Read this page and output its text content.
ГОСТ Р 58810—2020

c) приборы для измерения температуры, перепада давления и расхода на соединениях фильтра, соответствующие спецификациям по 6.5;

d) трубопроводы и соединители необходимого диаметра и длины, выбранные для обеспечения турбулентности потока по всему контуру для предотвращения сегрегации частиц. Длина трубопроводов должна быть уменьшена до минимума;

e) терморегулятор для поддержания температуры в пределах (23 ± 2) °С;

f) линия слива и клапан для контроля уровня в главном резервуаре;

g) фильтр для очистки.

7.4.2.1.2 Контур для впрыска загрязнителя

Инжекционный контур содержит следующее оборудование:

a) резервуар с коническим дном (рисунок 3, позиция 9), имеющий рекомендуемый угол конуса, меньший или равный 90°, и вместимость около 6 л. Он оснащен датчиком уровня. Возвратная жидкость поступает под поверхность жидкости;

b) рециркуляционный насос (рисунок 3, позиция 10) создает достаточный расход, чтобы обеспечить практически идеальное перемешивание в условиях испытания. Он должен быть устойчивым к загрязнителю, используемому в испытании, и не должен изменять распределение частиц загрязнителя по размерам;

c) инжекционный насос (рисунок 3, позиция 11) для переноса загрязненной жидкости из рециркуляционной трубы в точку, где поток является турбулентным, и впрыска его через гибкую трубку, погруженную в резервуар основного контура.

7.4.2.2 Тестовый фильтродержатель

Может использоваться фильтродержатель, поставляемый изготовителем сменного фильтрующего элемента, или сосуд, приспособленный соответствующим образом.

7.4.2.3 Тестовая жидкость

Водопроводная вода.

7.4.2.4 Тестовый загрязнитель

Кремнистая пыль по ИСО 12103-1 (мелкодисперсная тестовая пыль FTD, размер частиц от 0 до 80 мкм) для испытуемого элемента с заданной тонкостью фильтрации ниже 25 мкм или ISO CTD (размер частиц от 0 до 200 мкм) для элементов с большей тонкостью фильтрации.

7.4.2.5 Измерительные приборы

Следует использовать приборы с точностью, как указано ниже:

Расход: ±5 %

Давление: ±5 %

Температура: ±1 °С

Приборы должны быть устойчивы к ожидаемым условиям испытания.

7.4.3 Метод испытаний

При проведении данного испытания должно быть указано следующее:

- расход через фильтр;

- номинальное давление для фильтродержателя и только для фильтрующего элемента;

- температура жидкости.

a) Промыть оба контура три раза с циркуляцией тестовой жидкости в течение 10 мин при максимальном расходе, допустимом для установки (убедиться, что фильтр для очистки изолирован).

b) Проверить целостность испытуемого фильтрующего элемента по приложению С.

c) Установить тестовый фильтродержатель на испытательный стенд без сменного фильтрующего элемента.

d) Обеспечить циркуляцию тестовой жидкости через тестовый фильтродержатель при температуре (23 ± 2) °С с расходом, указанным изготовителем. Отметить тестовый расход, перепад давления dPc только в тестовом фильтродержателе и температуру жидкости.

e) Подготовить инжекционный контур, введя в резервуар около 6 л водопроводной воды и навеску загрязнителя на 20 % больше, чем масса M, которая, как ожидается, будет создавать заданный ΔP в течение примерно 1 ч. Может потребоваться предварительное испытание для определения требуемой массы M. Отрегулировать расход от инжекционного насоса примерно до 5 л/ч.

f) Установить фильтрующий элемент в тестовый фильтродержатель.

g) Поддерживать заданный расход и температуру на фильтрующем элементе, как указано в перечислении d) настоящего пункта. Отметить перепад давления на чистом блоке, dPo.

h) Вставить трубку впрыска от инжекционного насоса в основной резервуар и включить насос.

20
━━━━━━━━━━
## To do
Repeat all the entries word for word.

## Complete response
Read this page and output its text content.
ГОСТ Р 58810—2020

c) приборы для измерения температуры, перепада давления и расхода на соединениях фильтра, соответствующие спецификациям по 6.5;

d) трубопроводы и соединители необходимого диаметра и длины, выбранные для обеспечения турбулентности потока по всему контуру для предотвращения сегрегации частиц. Длина трубопроводов должна быть уменьшена до минимума;

e) терморегулятор для поддержания температуры в пределах (23 ± 2) °С;

f) линия слива и клапан для контроля уровня в главном резервуаре;

g) фильтр для очистки.

7.4.2.1.2 Контур для впрыска загрязнителя

Инжекционный контур содержит следующее оборудование:

a) резервуар с коническим дном (рисунок 3, позиция 9), имеющий рекомендуемый угол конуса, меньший или равный 90°, и вместимость около 6 л. Он оснащен датчиком уровня. Возвратная жидкость поступает под поверхность жидкости;

b) рециркуляционный насос (рисунок 3, позиция 10) создает достаточный расход, чтобы обеспечить практически идеальное перемешивание в условиях испытания. Он должен быть устойчивым к загрязнителю, используемому в испытании, и не должен изменять распределение частиц загрязнителя по размерам;

c) инжекционный насос (рисунок 3, позиция 11) для переноса загрязненной жидкости из рециркуляционной трубы в точку, где поток является турбулентным, и впрыска его через гибкую трубку, погруженную в резервуар основного контура.

7.4.2.2 Тестовый фильтродержатель

Может использоваться фильтродержатель, поставляемый изготовителем сменного фильтрующего элемента, или сосуд, приспособленный соответствующим образом.

7.4.2.3 Тестовая жидкость

Водопроводная вода.

7.4.2.4 Тестовый загрязнитель

Кремнистая пыль по ИСО 12103-1 (мелкодисперсная тестовая пыль FTD, размер частиц от 0 до 80 мкм) для испытуемого элемента с заданной тонкостью фильтрации ниже 25 мкм или ISO CTD (размер частиц от 0 до 200 мкм) для элементов с большей тонкостью фильтрации.

7.4.2.5 Измерительные приборы

Следует использовать приборы с точностью, как указано ниже:

Расход: ±5 %

Давление: ±5 %

Температура: ±1 °С

Приборы должны быть устойчивы к ожидаемым условиям испытания.

7.4.3 Метод испытаний

При проведении данного испытания должно быть указано следующее:

- расход через фильтр;

- номинальное давление для фильтродержателя и только для фильтрующего элемента;

- температура жидкости.

a) Промыть оба контура три раза с циркуляцией тестовой жидкости в течение 10 мин при максимальном расходе, допустимом для установки (убедиться, что фильтр для очистки изолирован).

b) Проверить целостность испытуемого фильтрующего элемента по приложению С.

c) Установить тестовый фильтродержатель на испытательный стенд без сменного фильтрующего элемента.

d) Обеспечить циркуляцию тестовой жидкости через тестовый фильтродержатель при температуре (23 ± 2) °С с расходом, указанным изготовителем. Отметить тестовый расход, перепад давления dPc только в тестовом фильтродержателе и температуру жидкости.

e) Подготовить инжекционный контур, введя в резервуар около 6 л водопроводной воды и навеску загрязнителя на 20 % больше, чем масса M, которая, как ожидается, будет создавать заданный ΔP в течение примерно 1 ч. Может потребоваться предварительное испытание для определения требуемой массы M. Отрегулировать расход от инжекционного насоса примерно до 5 л/ч.

f) Установить фильтрующий элемент в тестовый фильтродержатель.

g) Поддерживать заданный расход и температуру на фильтрующем элементе, как указано в перечислении d) настоящего пункта. Отметить перепад давления на чистом блоке, dPo.

h) Вставить трубку впрыска от инжекционного насоса в основной резервуар и включить насос.

20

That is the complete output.